### Given records ###

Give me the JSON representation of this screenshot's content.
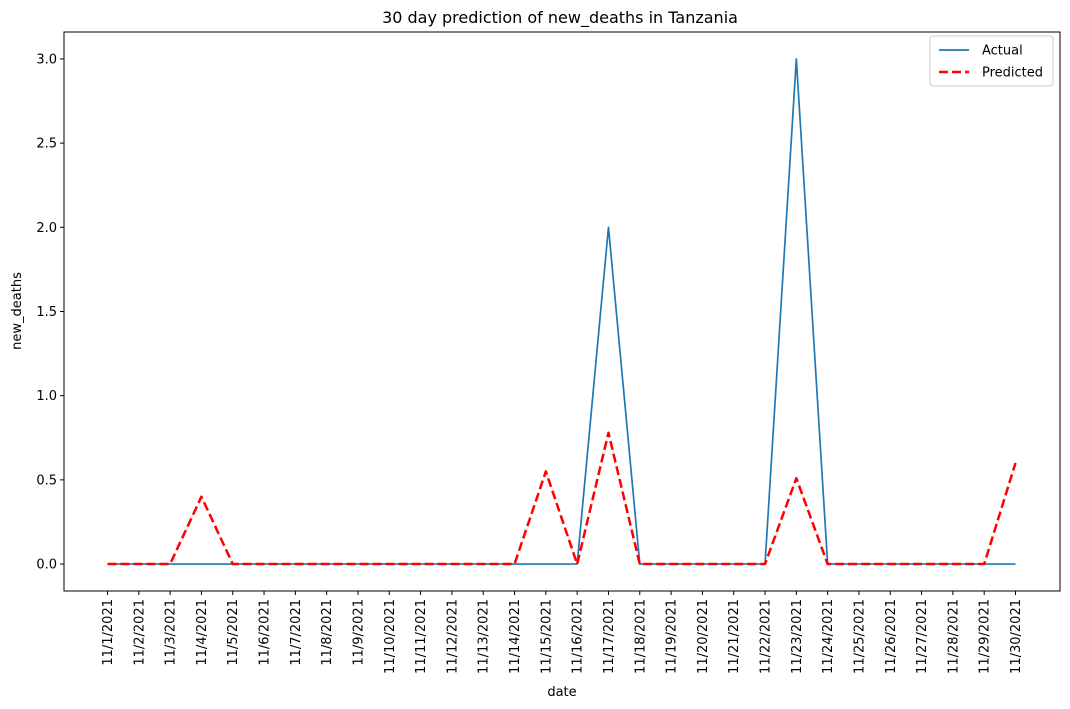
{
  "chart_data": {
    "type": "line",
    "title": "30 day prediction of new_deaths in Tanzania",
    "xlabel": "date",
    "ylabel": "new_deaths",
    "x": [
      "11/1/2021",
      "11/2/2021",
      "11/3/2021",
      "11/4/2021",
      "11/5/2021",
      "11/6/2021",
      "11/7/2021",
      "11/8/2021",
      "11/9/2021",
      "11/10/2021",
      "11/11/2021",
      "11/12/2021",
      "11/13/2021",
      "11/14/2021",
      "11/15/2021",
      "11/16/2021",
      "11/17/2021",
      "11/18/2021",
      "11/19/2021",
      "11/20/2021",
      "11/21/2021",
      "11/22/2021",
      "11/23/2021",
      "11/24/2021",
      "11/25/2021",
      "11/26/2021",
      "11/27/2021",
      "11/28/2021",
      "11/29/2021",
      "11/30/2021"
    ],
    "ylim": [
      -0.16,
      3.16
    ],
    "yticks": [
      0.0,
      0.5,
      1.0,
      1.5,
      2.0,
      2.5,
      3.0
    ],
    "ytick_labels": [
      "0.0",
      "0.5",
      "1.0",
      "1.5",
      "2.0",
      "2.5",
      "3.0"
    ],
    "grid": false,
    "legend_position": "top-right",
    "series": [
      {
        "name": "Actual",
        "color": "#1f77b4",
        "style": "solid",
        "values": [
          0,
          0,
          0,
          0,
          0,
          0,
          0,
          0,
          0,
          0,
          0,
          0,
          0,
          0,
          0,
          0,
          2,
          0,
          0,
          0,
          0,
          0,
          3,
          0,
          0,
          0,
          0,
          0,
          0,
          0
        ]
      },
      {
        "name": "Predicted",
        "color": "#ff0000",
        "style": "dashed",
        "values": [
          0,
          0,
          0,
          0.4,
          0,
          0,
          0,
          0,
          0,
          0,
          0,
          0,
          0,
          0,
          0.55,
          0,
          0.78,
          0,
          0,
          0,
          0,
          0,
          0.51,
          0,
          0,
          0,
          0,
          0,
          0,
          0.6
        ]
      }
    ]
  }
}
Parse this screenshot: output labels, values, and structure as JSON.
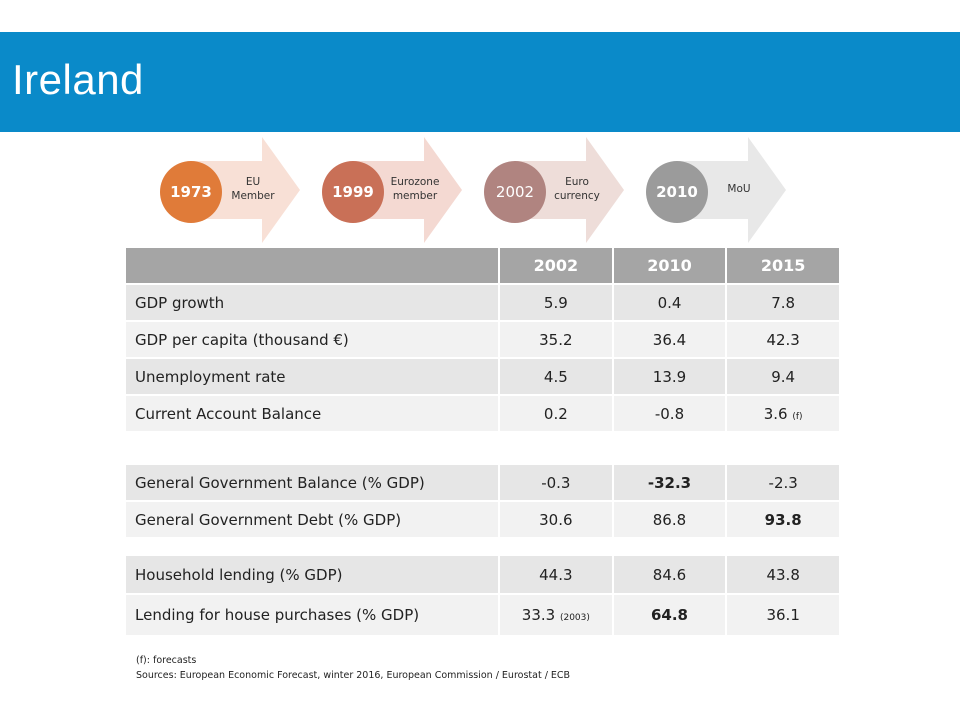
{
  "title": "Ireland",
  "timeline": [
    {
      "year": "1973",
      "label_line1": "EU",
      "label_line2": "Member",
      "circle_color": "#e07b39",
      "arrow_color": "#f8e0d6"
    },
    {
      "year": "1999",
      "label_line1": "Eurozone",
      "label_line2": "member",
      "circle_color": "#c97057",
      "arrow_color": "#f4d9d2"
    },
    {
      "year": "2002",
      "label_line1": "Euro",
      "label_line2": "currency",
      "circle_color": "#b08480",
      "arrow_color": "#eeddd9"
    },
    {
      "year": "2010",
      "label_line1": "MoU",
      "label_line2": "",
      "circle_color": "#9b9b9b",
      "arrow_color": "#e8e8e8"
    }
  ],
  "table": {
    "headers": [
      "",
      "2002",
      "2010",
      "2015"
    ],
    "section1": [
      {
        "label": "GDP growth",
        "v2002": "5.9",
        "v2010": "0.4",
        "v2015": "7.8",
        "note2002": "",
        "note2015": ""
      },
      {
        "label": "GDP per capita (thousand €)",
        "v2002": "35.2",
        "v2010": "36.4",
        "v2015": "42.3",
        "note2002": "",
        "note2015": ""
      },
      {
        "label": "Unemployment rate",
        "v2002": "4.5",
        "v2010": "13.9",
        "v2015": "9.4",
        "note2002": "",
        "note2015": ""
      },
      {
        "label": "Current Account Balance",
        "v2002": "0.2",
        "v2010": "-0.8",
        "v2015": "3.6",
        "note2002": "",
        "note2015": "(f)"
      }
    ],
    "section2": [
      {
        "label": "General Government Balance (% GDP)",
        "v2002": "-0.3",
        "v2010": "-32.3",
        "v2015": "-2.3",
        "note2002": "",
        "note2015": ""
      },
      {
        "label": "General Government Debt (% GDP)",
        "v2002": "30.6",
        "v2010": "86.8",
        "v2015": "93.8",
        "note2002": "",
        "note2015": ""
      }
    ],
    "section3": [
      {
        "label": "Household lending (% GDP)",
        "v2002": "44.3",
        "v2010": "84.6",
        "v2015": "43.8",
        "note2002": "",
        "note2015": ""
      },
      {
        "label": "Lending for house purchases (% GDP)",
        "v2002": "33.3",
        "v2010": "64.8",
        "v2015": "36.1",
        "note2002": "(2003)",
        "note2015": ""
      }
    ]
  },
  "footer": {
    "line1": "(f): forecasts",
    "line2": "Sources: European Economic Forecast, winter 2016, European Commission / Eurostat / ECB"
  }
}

###

Set down the complete material exactly, but do not include the images.

Give me the JSON representation of this screenshot's content.
{
  "chart_data": {
    "type": "line",
    "title": "30 day prediction of new_deaths in Tanzania",
    "xlabel": "date",
    "ylabel": "new_deaths",
    "x": [
      "11/1/2021",
      "11/2/2021",
      "11/3/2021",
      "11/4/2021",
      "11/5/2021",
      "11/6/2021",
      "11/7/2021",
      "11/8/2021",
      "11/9/2021",
      "11/10/2021",
      "11/11/2021",
      "11/12/2021",
      "11/13/2021",
      "11/14/2021",
      "11/15/2021",
      "11/16/2021",
      "11/17/2021",
      "11/18/2021",
      "11/19/2021",
      "11/20/2021",
      "11/21/2021",
      "11/22/2021",
      "11/23/2021",
      "11/24/2021",
      "11/25/2021",
      "11/26/2021",
      "11/27/2021",
      "11/28/2021",
      "11/29/2021",
      "11/30/2021"
    ],
    "ylim": [
      -0.16,
      3.16
    ],
    "yticks": [
      0.0,
      0.5,
      1.0,
      1.5,
      2.0,
      2.5,
      3.0
    ],
    "ytick_labels": [
      "0.0",
      "0.5",
      "1.0",
      "1.5",
      "2.0",
      "2.5",
      "3.0"
    ],
    "grid": false,
    "legend_position": "top-right",
    "series": [
      {
        "name": "Actual",
        "color": "#1f77b4",
        "style": "solid",
        "values": [
          0,
          0,
          0,
          0,
          0,
          0,
          0,
          0,
          0,
          0,
          0,
          0,
          0,
          0,
          0,
          0,
          2,
          0,
          0,
          0,
          0,
          0,
          3,
          0,
          0,
          0,
          0,
          0,
          0,
          0
        ]
      },
      {
        "name": "Predicted",
        "color": "#ff0000",
        "style": "dashed",
        "values": [
          0,
          0,
          0,
          0.4,
          0,
          0,
          0,
          0,
          0,
          0,
          0,
          0,
          0,
          0,
          0.55,
          0,
          0.78,
          0,
          0,
          0,
          0,
          0,
          0.51,
          0,
          0,
          0,
          0,
          0,
          0,
          0.6
        ]
      }
    ]
  }
}
Parse this screenshot: output labels, values, and structure as JSON.
{
  "title": "Ireland",
  "timeline": [
    {
      "year": "1973",
      "label_line1": "EU",
      "label_line2": "Member",
      "circle_color": "#e07b39",
      "arrow_color": "#f8e0d6"
    },
    {
      "year": "1999",
      "label_line1": "Eurozone",
      "label_line2": "member",
      "circle_color": "#c97057",
      "arrow_color": "#f4d9d2"
    },
    {
      "year": "2002",
      "label_line1": "Euro",
      "label_line2": "currency",
      "circle_color": "#b08480",
      "arrow_color": "#eeddd9"
    },
    {
      "year": "2010",
      "label_line1": "MoU",
      "label_line2": "",
      "circle_color": "#9b9b9b",
      "arrow_color": "#e8e8e8"
    }
  ],
  "table": {
    "headers": [
      "",
      "2002",
      "2010",
      "2015"
    ],
    "section1": [
      {
        "label": "GDP growth",
        "v2002": "5.9",
        "v2010": "0.4",
        "v2015": "7.8",
        "note2002": "",
        "note2015": ""
      },
      {
        "label": "GDP per capita (thousand €)",
        "v2002": "35.2",
        "v2010": "36.4",
        "v2015": "42.3",
        "note2002": "",
        "note2015": ""
      },
      {
        "label": "Unemployment rate",
        "v2002": "4.5",
        "v2010": "13.9",
        "v2015": "9.4",
        "note2002": "",
        "note2015": ""
      },
      {
        "label": "Current Account Balance",
        "v2002": "0.2",
        "v2010": "-0.8",
        "v2015": "3.6",
        "note2002": "",
        "note2015": "(f)"
      }
    ],
    "section2": [
      {
        "label": "General Government Balance (% GDP)",
        "v2002": "-0.3",
        "v2010": "-32.3",
        "v2015": "-2.3",
        "note2002": "",
        "note2015": ""
      },
      {
        "label": "General Government Debt (% GDP)",
        "v2002": "30.6",
        "v2010": "86.8",
        "v2015": "93.8",
        "note2002": "",
        "note2015": ""
      }
    ],
    "section3": [
      {
        "label": "Household lending (% GDP)",
        "v2002": "44.3",
        "v2010": "84.6",
        "v2015": "43.8",
        "note2002": "",
        "note2015": ""
      },
      {
        "label": "Lending for house purchases (% GDP)",
        "v2002": "33.3",
        "v2010": "64.8",
        "v2015": "36.1",
        "note2002": "(2003)",
        "note2015": ""
      }
    ]
  },
  "footer": {
    "line1": "(f): forecasts",
    "line2": "Sources: European Economic Forecast, winter 2016, European Commission / Eurostat / ECB"
  }
}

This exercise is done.